Aim of the task —
Keep only the lines where "document" appears.

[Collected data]
----------------------------------------
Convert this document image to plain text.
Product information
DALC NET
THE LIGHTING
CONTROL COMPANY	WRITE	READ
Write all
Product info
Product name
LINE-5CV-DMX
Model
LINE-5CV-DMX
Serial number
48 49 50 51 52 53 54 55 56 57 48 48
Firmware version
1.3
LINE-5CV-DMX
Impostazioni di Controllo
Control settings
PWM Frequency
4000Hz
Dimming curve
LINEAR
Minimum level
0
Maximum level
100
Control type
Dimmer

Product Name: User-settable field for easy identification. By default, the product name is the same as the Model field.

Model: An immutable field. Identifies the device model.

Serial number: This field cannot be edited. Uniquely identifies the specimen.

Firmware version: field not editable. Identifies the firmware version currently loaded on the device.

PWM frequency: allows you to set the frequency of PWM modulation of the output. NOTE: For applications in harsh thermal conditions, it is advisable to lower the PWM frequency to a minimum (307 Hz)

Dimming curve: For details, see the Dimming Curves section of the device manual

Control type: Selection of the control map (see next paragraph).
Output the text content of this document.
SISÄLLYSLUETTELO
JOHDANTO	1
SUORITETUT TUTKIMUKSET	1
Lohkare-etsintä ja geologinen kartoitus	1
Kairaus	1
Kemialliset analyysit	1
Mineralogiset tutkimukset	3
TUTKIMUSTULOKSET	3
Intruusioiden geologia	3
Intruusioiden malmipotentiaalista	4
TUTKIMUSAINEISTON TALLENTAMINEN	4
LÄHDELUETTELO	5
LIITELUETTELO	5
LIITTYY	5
----------------------------------------
Expected answer —
Convert this document image to plain text.
Output the text content of this document.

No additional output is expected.